**Stated exercise**: Lines containing the word "nTABLE" are to be counted; state their number and nothing further.

--- START Input material ---

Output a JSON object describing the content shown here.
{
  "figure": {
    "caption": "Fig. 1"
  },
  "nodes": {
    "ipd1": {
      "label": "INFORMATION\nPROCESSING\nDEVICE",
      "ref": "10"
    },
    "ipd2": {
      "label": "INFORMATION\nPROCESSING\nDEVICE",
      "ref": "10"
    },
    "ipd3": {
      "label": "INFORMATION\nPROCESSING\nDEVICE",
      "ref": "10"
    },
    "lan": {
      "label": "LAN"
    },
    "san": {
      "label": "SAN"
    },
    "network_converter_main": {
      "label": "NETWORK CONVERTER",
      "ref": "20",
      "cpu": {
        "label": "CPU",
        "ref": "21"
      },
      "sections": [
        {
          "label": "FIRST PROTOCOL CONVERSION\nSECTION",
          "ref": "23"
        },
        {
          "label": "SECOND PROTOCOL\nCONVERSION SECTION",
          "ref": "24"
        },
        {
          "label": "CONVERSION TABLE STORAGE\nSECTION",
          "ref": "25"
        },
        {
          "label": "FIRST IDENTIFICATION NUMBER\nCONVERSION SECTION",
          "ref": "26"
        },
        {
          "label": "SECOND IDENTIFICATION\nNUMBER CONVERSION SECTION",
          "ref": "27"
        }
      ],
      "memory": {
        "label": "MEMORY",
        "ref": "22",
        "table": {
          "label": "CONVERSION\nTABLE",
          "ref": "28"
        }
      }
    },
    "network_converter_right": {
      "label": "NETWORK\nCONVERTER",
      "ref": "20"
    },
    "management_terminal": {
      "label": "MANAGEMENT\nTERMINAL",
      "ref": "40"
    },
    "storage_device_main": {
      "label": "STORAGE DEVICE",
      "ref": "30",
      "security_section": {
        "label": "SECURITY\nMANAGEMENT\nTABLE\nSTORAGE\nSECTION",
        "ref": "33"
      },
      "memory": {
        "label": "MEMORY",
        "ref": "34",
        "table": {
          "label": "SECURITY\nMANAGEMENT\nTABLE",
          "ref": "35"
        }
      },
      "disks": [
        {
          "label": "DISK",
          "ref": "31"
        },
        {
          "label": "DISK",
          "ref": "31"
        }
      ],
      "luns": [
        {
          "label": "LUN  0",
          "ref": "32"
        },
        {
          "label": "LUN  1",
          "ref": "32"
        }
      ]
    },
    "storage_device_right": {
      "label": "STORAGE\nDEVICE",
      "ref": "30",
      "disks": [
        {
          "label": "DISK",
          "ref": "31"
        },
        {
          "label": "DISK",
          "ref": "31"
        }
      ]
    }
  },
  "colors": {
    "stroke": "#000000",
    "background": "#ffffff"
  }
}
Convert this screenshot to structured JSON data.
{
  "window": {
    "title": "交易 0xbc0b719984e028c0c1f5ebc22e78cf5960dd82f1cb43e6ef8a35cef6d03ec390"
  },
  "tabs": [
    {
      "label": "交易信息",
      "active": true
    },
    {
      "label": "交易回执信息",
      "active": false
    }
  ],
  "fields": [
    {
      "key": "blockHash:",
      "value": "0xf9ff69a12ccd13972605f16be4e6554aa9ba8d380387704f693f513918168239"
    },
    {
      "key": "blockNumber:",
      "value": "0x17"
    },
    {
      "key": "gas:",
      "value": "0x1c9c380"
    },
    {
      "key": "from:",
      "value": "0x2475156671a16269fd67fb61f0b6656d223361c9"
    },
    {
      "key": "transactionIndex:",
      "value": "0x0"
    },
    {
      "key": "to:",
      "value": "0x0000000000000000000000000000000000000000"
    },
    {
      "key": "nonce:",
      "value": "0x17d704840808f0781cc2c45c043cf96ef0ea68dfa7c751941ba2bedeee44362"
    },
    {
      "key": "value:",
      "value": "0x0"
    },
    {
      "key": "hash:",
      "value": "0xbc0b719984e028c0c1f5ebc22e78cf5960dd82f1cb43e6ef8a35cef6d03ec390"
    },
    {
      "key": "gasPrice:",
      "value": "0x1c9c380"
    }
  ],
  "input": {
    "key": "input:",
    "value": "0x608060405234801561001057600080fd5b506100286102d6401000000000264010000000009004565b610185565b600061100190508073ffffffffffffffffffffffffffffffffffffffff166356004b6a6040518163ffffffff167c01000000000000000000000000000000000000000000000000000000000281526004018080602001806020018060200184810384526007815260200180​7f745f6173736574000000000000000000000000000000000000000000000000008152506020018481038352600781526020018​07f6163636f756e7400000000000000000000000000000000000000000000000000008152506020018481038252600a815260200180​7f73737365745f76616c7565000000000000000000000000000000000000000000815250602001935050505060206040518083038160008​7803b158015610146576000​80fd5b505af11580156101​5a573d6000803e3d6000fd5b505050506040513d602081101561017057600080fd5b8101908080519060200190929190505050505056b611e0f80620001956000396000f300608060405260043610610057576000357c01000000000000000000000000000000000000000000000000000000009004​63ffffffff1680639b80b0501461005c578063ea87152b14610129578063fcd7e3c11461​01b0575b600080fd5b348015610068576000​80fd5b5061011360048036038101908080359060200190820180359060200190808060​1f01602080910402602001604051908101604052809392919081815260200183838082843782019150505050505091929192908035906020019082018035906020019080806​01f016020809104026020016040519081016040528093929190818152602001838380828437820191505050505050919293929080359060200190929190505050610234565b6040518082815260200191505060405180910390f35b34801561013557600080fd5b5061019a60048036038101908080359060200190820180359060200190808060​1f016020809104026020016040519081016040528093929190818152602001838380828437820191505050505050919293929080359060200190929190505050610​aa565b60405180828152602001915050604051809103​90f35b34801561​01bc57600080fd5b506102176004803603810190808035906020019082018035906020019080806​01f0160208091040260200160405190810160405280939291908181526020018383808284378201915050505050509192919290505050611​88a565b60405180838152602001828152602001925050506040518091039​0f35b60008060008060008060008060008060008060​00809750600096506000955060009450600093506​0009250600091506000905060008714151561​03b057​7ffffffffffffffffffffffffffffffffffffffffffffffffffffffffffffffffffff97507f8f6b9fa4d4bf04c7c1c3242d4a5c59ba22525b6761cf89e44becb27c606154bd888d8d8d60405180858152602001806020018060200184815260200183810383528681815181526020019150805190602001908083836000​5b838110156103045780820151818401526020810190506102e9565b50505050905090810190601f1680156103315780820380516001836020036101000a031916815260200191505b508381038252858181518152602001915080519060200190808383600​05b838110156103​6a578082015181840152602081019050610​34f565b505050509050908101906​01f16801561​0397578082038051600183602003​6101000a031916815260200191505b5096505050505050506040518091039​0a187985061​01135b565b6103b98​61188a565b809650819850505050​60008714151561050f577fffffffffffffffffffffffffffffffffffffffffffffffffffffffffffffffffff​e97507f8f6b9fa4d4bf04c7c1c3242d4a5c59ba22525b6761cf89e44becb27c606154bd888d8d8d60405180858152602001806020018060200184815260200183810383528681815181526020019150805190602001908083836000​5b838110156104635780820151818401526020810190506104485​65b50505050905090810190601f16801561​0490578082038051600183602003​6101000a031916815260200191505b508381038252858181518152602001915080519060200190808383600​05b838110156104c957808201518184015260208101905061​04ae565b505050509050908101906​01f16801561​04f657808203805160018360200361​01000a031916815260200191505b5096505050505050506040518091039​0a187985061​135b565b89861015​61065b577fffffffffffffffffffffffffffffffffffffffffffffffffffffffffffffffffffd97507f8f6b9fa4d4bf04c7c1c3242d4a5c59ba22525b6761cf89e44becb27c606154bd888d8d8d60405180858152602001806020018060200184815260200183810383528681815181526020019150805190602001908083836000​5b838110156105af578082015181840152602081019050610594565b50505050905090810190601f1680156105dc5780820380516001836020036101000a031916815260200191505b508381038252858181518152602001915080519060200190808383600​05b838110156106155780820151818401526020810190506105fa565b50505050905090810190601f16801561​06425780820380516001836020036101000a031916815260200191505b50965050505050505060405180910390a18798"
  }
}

--- END Input material ---

**Output of the task**: 3